> [Records from a collection]:

►

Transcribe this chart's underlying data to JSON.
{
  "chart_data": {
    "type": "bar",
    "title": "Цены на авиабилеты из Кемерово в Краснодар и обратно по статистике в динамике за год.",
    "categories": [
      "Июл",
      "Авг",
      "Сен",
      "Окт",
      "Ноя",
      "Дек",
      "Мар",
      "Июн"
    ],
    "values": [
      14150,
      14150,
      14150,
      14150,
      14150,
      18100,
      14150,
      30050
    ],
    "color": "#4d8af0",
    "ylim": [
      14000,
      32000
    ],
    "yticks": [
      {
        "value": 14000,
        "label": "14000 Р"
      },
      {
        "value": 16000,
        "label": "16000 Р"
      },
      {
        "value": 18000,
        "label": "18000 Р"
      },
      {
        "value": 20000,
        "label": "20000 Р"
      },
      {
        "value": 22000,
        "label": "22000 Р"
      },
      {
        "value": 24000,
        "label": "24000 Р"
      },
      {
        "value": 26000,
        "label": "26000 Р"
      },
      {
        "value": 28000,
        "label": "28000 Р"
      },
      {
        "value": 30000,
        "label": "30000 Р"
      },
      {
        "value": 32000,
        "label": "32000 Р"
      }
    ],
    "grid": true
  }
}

◄

Tally how many lines of the records hold the word "label". Answer with the number only.

> [EXERCISE RESULT]: 10